◆ EXERCISE PROMPT
List every line below containing "table".

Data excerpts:
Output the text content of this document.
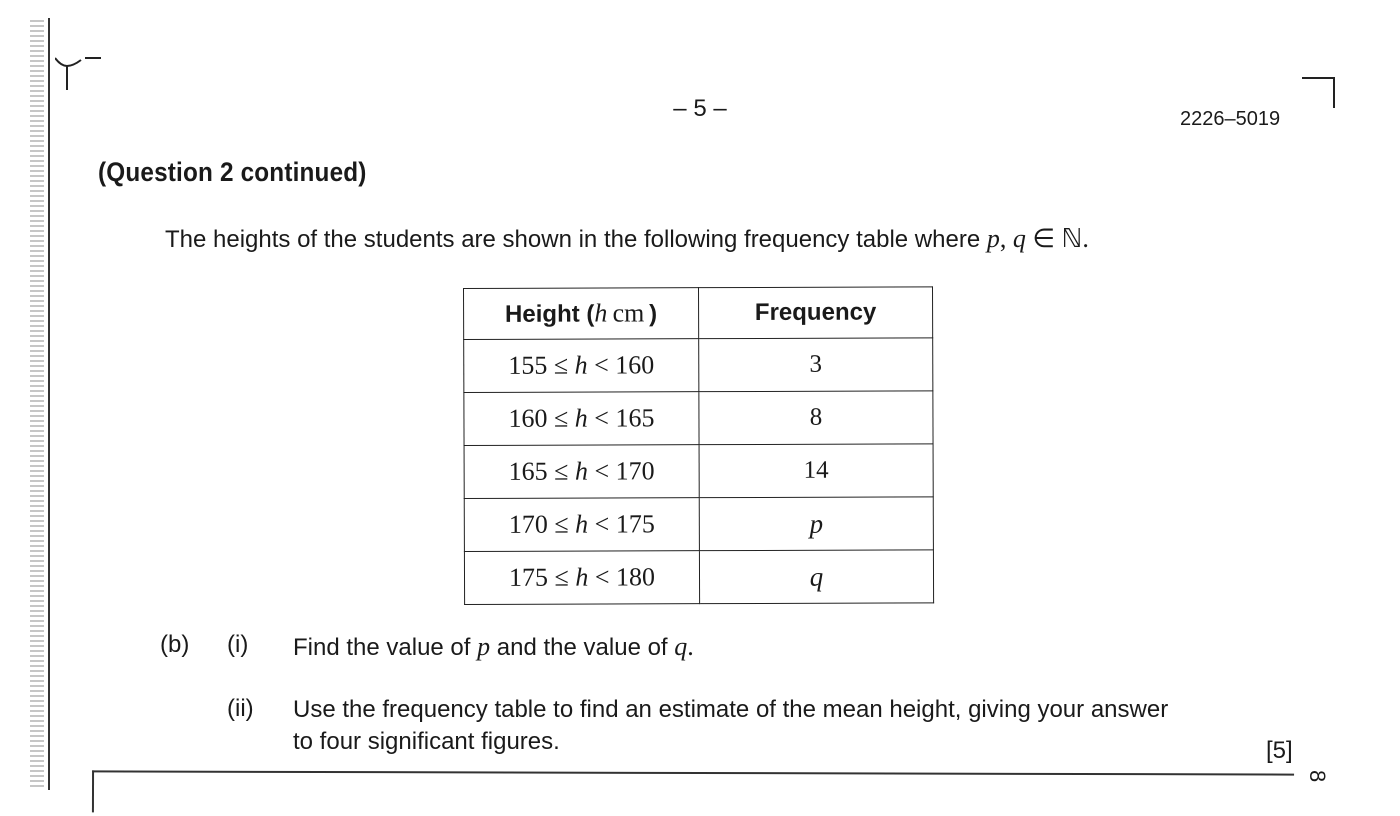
– 5 –	2226–5019
(Question 2 continued)
The heights of the students are shown in the following frequency table where p, q ∈ ℕ.
Height (h  cm  )	Frequency
155 ≤ h < 160	3
160 ≤ h < 165	8
165 ≤ h < 170	14
170 ≤ h < 175	p
175 ≤ h < 180	q
(b) (i) Find the value of p and the value of q.
(ii) Use the frequency table to find an estimate of the mean height, giving your answer to four significant figures.	[5]
8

◆ SOLUTION TO THIS EXERCISE
The heights of the students are shown in the following frequency table where p, q ∈ ℕ.
(ii) Use the frequency table to find an estimate of the mean height, giving your answer to four significant figures.	[5]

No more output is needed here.